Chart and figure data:
════════════════

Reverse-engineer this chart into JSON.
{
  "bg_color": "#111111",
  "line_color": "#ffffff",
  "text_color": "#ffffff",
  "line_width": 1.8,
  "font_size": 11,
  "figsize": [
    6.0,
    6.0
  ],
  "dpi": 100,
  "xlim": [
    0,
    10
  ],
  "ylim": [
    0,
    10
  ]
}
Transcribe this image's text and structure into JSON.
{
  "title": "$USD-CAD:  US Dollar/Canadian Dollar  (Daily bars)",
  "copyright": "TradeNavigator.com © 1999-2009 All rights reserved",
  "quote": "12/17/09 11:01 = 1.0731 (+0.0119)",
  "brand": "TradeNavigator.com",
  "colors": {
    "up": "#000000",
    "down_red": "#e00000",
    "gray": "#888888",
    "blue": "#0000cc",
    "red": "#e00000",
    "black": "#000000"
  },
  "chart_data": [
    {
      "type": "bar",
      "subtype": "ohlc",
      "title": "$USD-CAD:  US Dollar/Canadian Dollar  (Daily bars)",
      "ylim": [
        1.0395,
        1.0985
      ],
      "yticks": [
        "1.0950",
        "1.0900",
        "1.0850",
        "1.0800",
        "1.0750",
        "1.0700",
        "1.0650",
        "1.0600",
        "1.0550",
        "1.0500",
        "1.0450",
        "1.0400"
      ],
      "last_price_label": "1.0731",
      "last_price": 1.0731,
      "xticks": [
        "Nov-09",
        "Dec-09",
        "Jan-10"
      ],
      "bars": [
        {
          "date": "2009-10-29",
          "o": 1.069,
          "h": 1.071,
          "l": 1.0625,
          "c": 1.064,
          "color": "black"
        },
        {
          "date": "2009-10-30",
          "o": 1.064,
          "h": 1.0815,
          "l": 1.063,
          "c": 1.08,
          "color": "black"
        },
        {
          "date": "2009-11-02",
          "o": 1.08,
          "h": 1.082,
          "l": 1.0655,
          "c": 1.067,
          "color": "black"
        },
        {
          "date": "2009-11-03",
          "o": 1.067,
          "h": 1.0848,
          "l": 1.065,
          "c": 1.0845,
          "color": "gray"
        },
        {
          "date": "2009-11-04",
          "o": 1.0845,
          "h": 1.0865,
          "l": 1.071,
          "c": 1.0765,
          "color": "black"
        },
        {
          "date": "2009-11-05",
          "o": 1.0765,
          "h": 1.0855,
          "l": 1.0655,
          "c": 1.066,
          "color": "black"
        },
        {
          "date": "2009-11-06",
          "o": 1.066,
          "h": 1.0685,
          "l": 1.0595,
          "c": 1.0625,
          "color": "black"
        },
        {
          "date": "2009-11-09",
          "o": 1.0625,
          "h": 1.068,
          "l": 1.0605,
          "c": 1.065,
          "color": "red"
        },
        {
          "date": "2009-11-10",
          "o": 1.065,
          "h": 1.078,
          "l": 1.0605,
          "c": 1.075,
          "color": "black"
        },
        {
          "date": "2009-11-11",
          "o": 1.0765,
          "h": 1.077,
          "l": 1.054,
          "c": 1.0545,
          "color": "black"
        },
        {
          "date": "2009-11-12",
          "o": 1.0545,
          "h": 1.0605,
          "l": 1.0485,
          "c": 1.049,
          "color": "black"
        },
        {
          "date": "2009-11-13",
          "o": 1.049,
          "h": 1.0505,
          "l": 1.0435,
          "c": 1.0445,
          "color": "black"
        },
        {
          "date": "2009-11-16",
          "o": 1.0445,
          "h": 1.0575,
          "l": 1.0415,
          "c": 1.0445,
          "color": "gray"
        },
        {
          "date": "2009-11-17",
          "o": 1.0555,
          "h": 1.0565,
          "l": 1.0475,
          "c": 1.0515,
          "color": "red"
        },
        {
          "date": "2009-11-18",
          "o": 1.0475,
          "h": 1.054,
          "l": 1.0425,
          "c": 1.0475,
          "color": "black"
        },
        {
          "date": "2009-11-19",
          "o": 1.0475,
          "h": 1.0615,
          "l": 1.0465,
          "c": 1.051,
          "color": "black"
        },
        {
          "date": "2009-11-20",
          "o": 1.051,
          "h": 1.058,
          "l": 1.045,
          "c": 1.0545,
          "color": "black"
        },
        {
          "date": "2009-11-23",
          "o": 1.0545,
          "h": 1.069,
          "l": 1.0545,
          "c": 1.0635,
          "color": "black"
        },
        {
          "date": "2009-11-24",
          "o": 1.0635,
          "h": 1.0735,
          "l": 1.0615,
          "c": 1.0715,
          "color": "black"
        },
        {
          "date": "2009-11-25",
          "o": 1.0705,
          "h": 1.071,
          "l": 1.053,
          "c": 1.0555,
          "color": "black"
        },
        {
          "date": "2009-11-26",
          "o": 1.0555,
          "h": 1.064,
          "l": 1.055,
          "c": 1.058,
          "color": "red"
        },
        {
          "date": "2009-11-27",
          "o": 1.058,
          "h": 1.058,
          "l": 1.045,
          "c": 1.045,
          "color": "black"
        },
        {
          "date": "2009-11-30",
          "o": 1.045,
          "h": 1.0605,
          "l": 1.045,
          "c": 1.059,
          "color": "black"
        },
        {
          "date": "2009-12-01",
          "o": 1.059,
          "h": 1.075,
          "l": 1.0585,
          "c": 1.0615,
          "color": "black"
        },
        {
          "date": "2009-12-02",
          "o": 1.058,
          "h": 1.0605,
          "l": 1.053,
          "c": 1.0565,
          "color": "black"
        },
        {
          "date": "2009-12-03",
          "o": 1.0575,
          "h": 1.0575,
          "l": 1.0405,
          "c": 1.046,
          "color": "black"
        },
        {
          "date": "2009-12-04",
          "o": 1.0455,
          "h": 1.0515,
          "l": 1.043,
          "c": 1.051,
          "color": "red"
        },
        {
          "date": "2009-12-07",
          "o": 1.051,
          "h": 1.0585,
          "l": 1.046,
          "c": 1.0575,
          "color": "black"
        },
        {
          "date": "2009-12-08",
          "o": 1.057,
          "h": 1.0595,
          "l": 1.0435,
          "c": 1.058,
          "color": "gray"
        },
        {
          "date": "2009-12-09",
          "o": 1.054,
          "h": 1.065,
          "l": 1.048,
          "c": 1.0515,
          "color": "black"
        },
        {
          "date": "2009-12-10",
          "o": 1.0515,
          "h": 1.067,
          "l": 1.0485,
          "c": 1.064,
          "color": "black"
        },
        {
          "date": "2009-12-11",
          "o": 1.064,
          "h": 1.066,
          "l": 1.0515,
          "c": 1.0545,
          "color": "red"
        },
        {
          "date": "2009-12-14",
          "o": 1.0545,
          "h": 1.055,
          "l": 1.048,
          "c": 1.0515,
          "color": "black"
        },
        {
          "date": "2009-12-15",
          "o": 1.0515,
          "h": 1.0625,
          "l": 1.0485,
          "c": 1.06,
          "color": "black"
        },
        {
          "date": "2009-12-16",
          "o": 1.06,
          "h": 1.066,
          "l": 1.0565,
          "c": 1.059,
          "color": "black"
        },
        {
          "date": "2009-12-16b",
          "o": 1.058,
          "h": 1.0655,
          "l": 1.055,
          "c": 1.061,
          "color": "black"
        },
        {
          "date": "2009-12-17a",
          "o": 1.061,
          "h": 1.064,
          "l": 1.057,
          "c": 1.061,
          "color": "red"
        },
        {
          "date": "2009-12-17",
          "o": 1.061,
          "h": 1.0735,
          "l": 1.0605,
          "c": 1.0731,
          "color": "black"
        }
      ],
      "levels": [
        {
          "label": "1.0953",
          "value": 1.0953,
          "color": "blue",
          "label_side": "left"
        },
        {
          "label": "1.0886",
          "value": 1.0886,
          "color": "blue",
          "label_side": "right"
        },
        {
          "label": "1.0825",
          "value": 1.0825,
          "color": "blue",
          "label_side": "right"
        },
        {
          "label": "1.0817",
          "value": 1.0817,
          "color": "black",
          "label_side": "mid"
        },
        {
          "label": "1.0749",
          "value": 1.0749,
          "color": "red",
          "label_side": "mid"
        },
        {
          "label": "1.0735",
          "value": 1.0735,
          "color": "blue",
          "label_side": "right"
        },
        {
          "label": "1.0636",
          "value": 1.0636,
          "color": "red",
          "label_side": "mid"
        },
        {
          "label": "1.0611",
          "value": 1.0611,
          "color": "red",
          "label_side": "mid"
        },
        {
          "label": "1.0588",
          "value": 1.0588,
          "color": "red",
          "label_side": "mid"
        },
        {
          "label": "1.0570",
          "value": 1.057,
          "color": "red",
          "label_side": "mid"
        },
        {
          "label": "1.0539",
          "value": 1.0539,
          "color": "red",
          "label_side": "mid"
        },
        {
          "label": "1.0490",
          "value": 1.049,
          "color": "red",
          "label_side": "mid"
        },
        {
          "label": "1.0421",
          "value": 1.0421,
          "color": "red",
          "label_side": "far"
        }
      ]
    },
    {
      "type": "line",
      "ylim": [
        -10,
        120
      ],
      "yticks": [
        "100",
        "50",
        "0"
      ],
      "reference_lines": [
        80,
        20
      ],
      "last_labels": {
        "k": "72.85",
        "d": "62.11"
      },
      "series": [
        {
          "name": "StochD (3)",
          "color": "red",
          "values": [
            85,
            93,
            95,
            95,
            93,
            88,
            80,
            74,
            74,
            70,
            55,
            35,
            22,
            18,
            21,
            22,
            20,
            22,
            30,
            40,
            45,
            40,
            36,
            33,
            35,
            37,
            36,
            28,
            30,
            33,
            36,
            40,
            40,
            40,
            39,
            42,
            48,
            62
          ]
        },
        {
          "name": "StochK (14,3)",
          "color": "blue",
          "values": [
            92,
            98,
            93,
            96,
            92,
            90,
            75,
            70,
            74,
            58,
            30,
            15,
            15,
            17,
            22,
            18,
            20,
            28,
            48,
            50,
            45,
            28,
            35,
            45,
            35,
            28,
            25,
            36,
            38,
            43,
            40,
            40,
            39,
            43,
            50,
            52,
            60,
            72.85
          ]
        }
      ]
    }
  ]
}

════════════════

▸ Problem requirements: Check every line of the data, and copy the ones that contain "bars".

▸ Finished answer:
  "title": "$USD-CAD:  US Dollar/Canadian Dollar  (Daily bars)",
      "title": "$USD-CAD:  US Dollar/Canadian Dollar  (Daily bars)",
      "bars": [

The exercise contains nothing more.